(Data records)
########################################
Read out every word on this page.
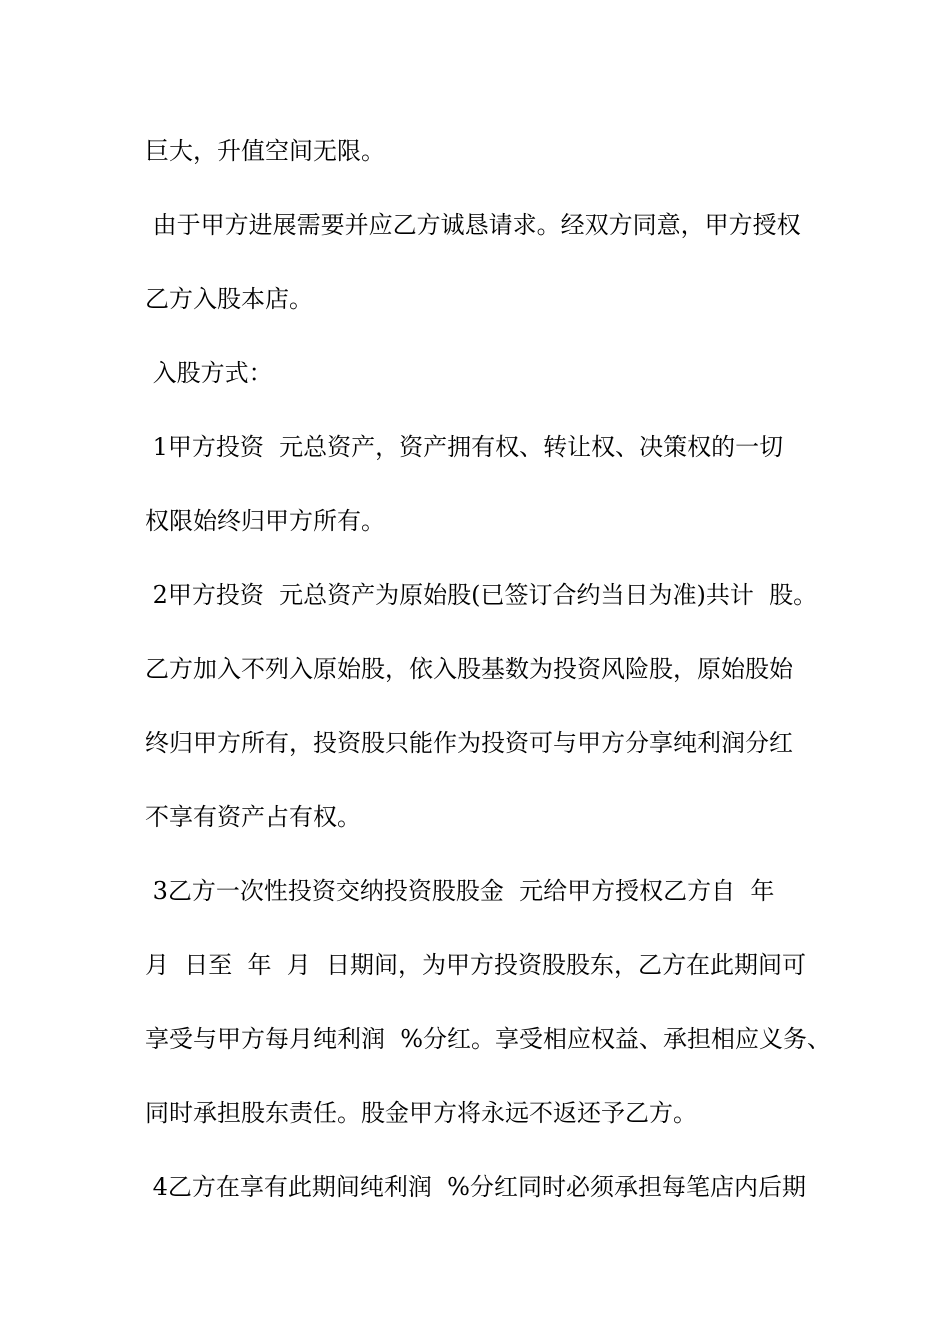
巨大，升值空间无限。
由于甲方进展需要并应乙方诚恳请求。经双方同意，甲方授权
乙方入股本店。
入股方式：
1甲方投资  元总资产，资产拥有权、转让权、决策权的一切
权限始终归甲方所有。
2甲方投资  元总资产为原始股(已签订合约当日为准)共计  股。
乙方加入不列入原始股，依入股基数为投资风险股，原始股始
终归甲方所有，投资股只能作为投资可与甲方分享纯利润分红
不享有资产占有权。
3乙方一次性投资交纳投资股股金  元给甲方授权乙方自  年
月  日至  年  月  日期间，为甲方投资股股东，乙方在此期间可
享受与甲方每月纯利润  %分红。享受相应权益、承担相应义务、
同时承担股东责任。股金甲方将永远不返还予乙方。
4乙方在享有此期间纯利润  %分红同时必须承担每笔店内后期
########################################
* Your task:
Repeat the material above in full and exactly, apart from the pictures.

* Output of the task:
Read out every word on this page.
巨大，升值空间无限。
由于甲方进展需要并应乙方诚恳请求。经双方同意，甲方授权
乙方入股本店。
入股方式：
1甲方投资  元总资产，资产拥有权、转让权、决策权的一切
权限始终归甲方所有。
2甲方投资  元总资产为原始股(已签订合约当日为准)共计  股。
乙方加入不列入原始股，依入股基数为投资风险股，原始股始
终归甲方所有，投资股只能作为投资可与甲方分享纯利润分红
不享有资产占有权。
3乙方一次性投资交纳投资股股金  元给甲方授权乙方自  年
月  日至  年  月  日期间，为甲方投资股股东，乙方在此期间可
享受与甲方每月纯利润  %分红。享受相应权益、承担相应义务、
同时承担股东责任。股金甲方将永远不返还予乙方。
4乙方在享有此期间纯利润  %分红同时必须承担每笔店内后期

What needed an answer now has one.